**Exercise aim:** Return the number of lines that contain the word "согласен", and return nothing else.

**Data supplied:**
══════════

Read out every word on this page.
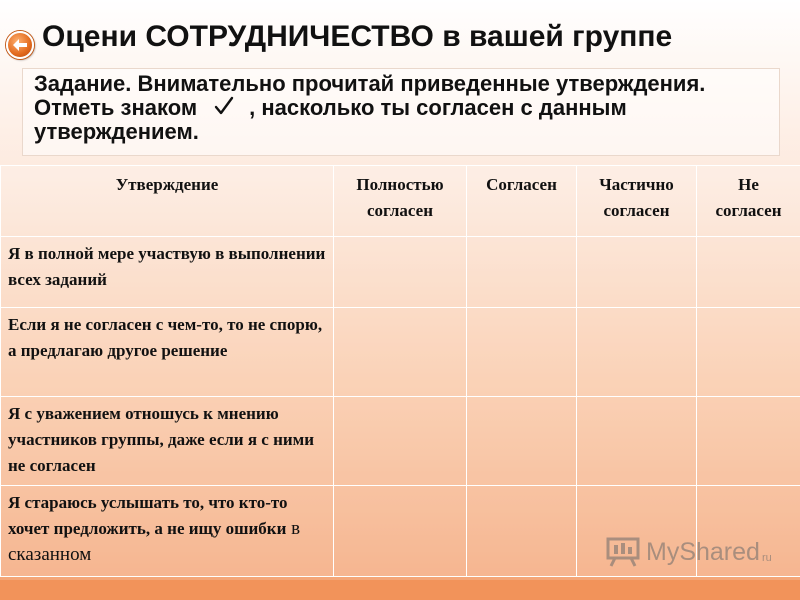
Оцени СОТРУДНИЧЕСТВО в вашей группе

Задание. Внимательно прочитай приведенные утверждения. Отметь знаком , насколько ты согласен с данным утверждением.

Утверждение	Полностью согласен	Согласен	Частично согласен	Не согласен
Я в полной мере участвую в выполнении всех заданий				
Если я не согласен с чем-то, то не спорю, а предлагаю другое решение				
Я с уважением отношусь к мнению участников группы, даже если я с ними не согласен				
Я стараюсь услышать то, что кто-то хочет предложить, а не ищу ошибки в сказанном					MyShared ru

══════════

**Exercise response:** 4